GIVEN REQUEST: Print out each record below, unaltered and complete, without its images.
☆ ☆ ☆
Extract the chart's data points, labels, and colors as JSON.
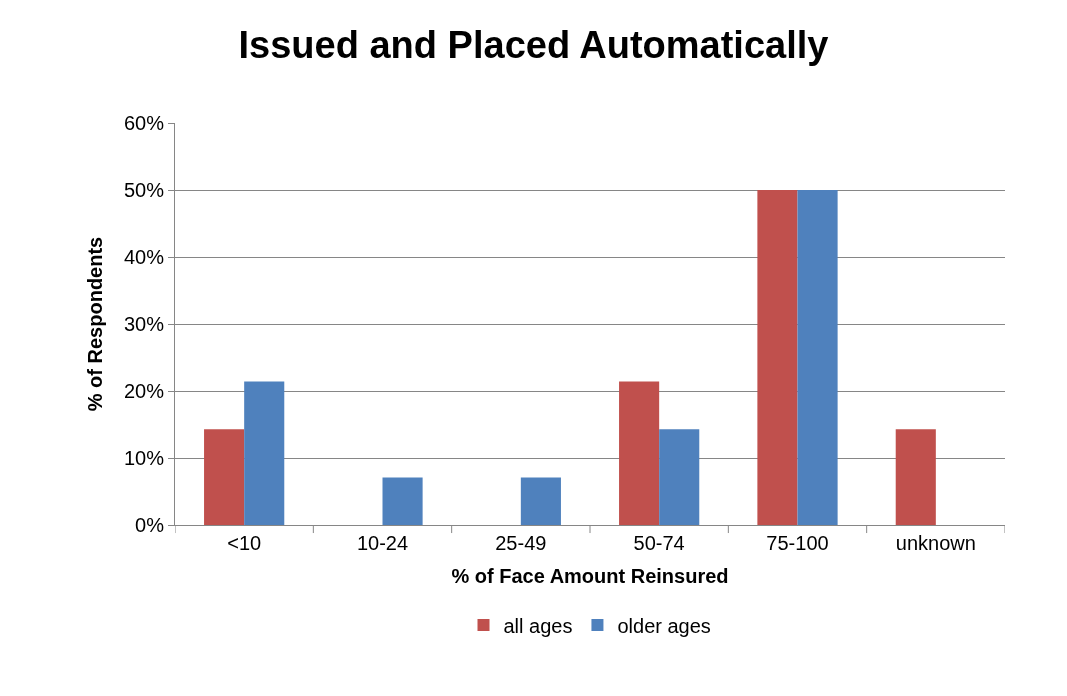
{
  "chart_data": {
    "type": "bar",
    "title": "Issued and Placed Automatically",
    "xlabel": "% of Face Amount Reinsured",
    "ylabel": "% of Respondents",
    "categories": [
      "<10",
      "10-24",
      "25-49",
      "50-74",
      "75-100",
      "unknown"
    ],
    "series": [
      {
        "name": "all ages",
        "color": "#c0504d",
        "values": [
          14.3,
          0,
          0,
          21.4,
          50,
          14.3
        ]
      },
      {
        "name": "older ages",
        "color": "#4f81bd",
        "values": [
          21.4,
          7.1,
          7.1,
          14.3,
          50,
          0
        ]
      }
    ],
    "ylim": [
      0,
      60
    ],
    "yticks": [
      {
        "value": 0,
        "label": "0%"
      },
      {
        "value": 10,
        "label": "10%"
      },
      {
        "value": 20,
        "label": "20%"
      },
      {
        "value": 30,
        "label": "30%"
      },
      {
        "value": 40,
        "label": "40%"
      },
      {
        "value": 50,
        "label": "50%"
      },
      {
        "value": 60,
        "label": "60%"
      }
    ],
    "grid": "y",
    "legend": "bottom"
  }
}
☆ ☆ ☆
TASK OUTPUT:
Extract the chart's data points, labels, and colors as JSON.
{
  "chart_data": {
    "type": "bar",
    "title": "Issued and Placed Automatically",
    "xlabel": "% of Face Amount Reinsured",
    "ylabel": "% of Respondents",
    "categories": [
      "<10",
      "10-24",
      "25-49",
      "50-74",
      "75-100",
      "unknown"
    ],
    "series": [
      {
        "name": "all ages",
        "color": "#c0504d",
        "values": [
          14.3,
          0,
          0,
          21.4,
          50,
          14.3
        ]
      },
      {
        "name": "older ages",
        "color": "#4f81bd",
        "values": [
          21.4,
          7.1,
          7.1,
          14.3,
          50,
          0
        ]
      }
    ],
    "ylim": [
      0,
      60
    ],
    "yticks": [
      {
        "value": 0,
        "label": "0%"
      },
      {
        "value": 10,
        "label": "10%"
      },
      {
        "value": 20,
        "label": "20%"
      },
      {
        "value": 30,
        "label": "30%"
      },
      {
        "value": 40,
        "label": "40%"
      },
      {
        "value": 50,
        "label": "50%"
      },
      {
        "value": 60,
        "label": "60%"
      }
    ],
    "grid": "y",
    "legend": "bottom"
  }
}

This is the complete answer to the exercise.